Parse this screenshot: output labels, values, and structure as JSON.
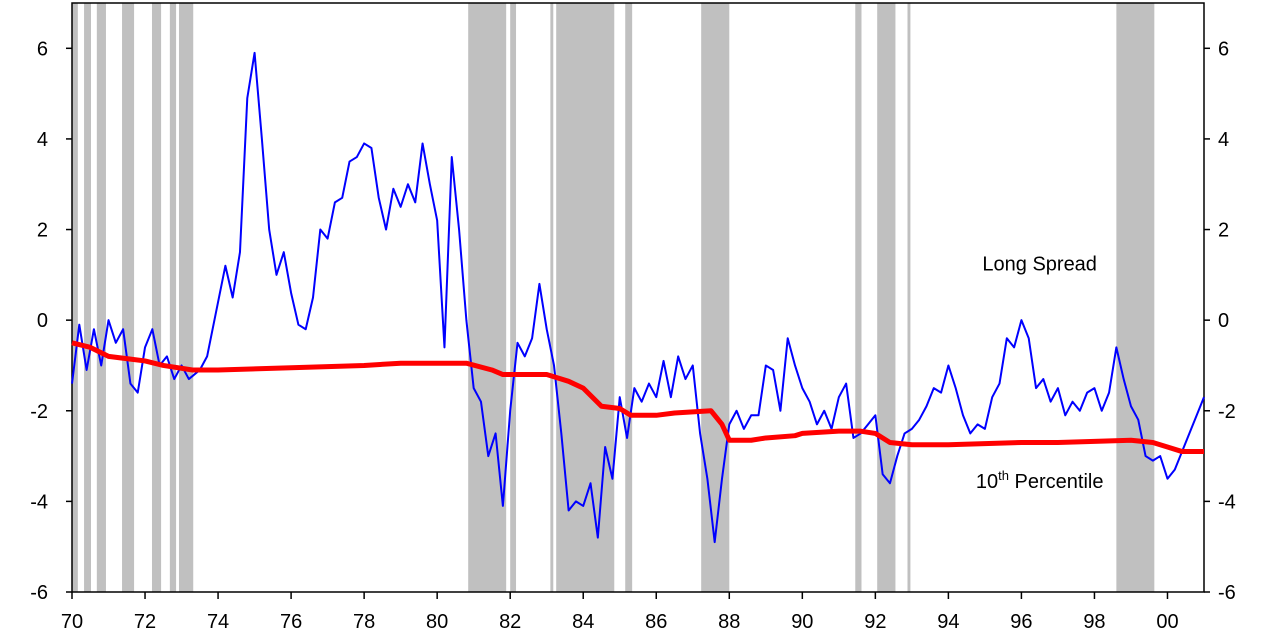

▬▬▬▬▬▬

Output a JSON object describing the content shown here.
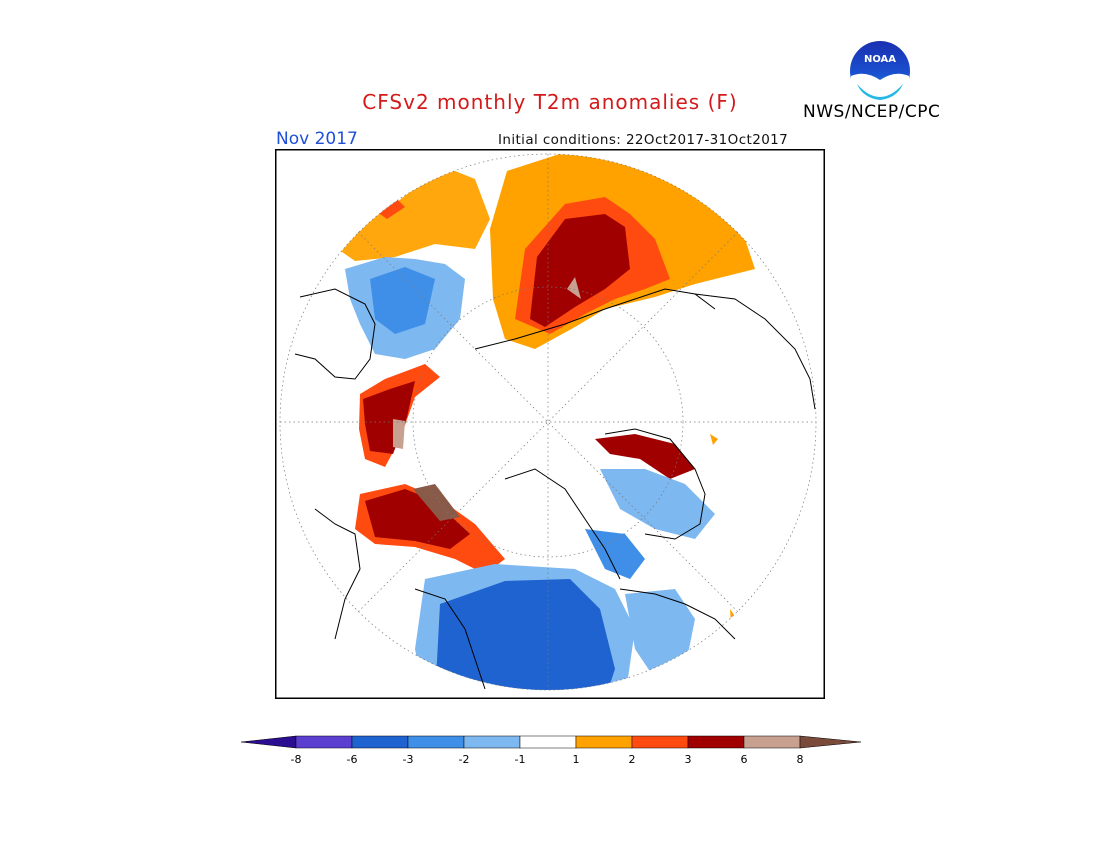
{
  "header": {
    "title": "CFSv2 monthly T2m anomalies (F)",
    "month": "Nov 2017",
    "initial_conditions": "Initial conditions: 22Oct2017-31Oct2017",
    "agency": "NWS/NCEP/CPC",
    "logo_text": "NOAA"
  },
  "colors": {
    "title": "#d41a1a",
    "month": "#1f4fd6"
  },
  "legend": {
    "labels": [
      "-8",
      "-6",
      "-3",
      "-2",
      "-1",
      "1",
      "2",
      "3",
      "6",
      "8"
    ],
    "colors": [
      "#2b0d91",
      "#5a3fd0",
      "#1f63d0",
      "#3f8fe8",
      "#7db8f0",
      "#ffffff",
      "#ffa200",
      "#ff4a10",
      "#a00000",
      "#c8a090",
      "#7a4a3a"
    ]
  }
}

▬▬▬▬▬▬

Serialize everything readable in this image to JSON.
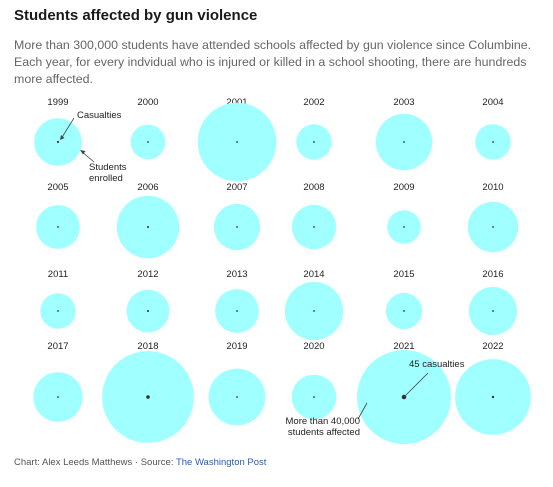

▬▬▬▬▬▬

Task statement ->
Scan the listing above. Collect all lines with the word "this".

Written answer ->
Parse this screenshot: output labels, values, and structure as JSON.
Serialize everything readable in this image to JSON.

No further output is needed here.